(Exercise) Search the data for the word "description" and copy every line where it occurs.

(Dataset extract)
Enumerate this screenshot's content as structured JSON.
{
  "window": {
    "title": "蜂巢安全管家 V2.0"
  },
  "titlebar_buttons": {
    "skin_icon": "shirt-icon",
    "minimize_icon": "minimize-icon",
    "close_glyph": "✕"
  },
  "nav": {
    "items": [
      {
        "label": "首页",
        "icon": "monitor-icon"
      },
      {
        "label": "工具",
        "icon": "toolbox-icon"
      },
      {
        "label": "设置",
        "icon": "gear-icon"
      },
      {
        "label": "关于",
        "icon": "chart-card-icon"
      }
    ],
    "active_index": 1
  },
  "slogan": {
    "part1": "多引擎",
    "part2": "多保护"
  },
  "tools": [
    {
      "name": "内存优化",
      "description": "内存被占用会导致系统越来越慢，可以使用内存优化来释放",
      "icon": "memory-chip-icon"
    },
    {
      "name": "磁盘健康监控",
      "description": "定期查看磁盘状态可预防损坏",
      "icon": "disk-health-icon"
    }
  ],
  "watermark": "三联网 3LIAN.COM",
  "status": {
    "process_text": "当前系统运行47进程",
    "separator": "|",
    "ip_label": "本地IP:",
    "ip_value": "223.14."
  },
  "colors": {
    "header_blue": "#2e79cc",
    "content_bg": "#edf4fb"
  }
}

==

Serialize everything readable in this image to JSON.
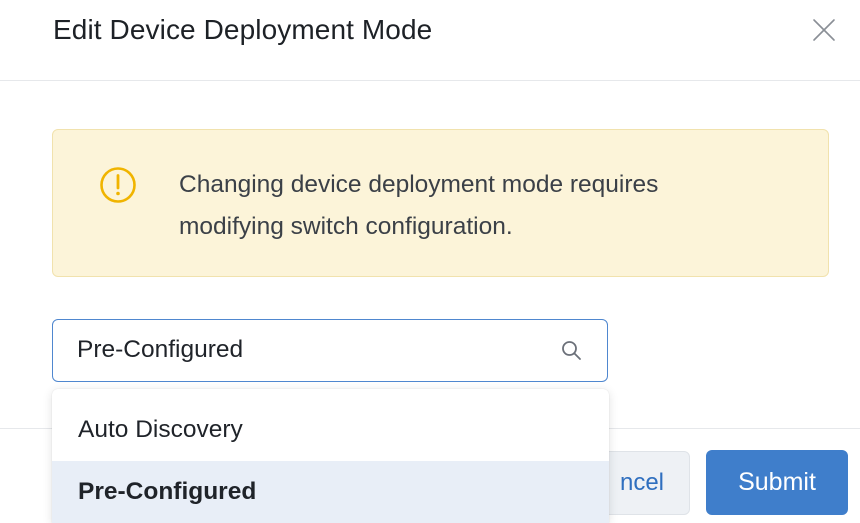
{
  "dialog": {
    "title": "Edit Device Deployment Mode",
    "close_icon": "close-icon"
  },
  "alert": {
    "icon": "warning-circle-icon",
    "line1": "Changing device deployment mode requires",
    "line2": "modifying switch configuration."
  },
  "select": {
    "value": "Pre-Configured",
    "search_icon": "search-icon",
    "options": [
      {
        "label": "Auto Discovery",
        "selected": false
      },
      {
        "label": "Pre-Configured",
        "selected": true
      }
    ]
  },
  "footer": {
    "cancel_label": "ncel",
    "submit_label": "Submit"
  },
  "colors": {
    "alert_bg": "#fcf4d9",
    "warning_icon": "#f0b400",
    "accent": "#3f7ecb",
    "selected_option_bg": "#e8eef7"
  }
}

---

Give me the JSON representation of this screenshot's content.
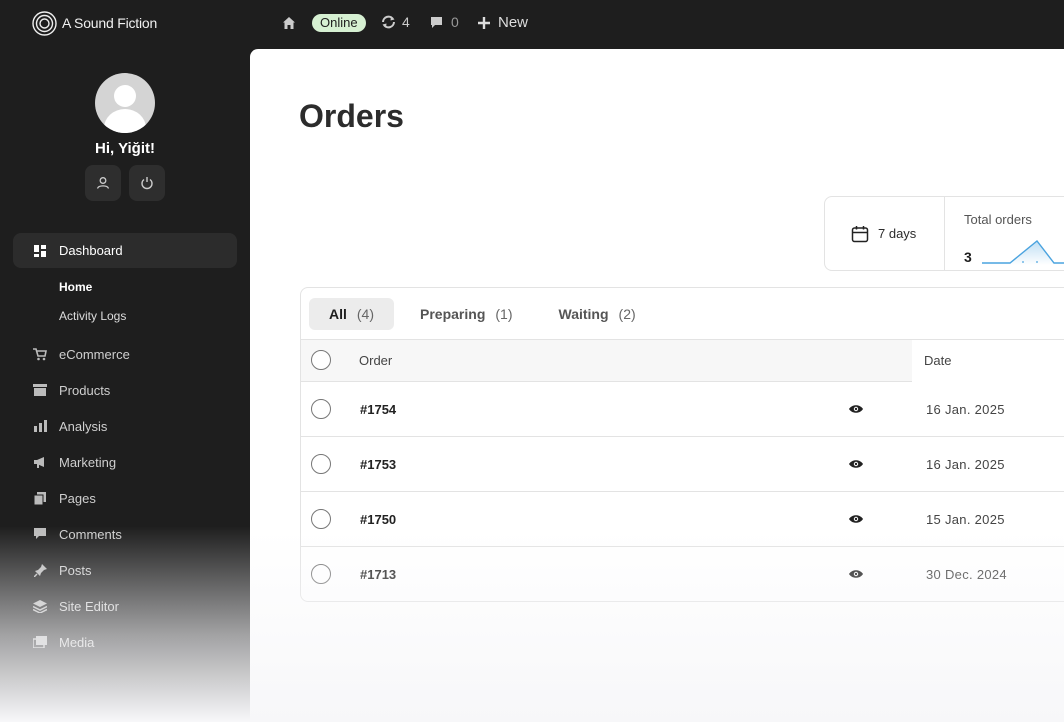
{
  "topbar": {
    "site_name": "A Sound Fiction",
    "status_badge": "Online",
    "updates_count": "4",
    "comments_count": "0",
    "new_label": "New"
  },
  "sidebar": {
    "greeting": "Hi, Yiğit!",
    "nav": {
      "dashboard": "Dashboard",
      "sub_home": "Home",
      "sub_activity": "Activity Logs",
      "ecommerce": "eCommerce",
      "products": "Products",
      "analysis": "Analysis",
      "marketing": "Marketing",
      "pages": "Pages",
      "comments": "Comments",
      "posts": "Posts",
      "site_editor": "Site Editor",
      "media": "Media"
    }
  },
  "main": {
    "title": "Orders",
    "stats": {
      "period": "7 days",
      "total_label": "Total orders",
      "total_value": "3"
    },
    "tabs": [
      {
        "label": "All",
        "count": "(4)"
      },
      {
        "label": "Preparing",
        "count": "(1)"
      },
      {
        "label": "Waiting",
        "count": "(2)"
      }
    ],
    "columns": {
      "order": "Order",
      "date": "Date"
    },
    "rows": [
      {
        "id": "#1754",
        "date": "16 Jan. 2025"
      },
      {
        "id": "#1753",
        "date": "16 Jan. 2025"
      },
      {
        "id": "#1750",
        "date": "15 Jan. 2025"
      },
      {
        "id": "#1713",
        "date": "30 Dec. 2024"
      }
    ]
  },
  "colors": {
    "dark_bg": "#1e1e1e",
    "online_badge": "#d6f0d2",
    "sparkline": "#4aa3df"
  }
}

(Full output)
      "description": "内存被占用会导致系统越来越慢，可以使用内存优化来释放",
      "description": "定期查看磁盘状态可预防损坏",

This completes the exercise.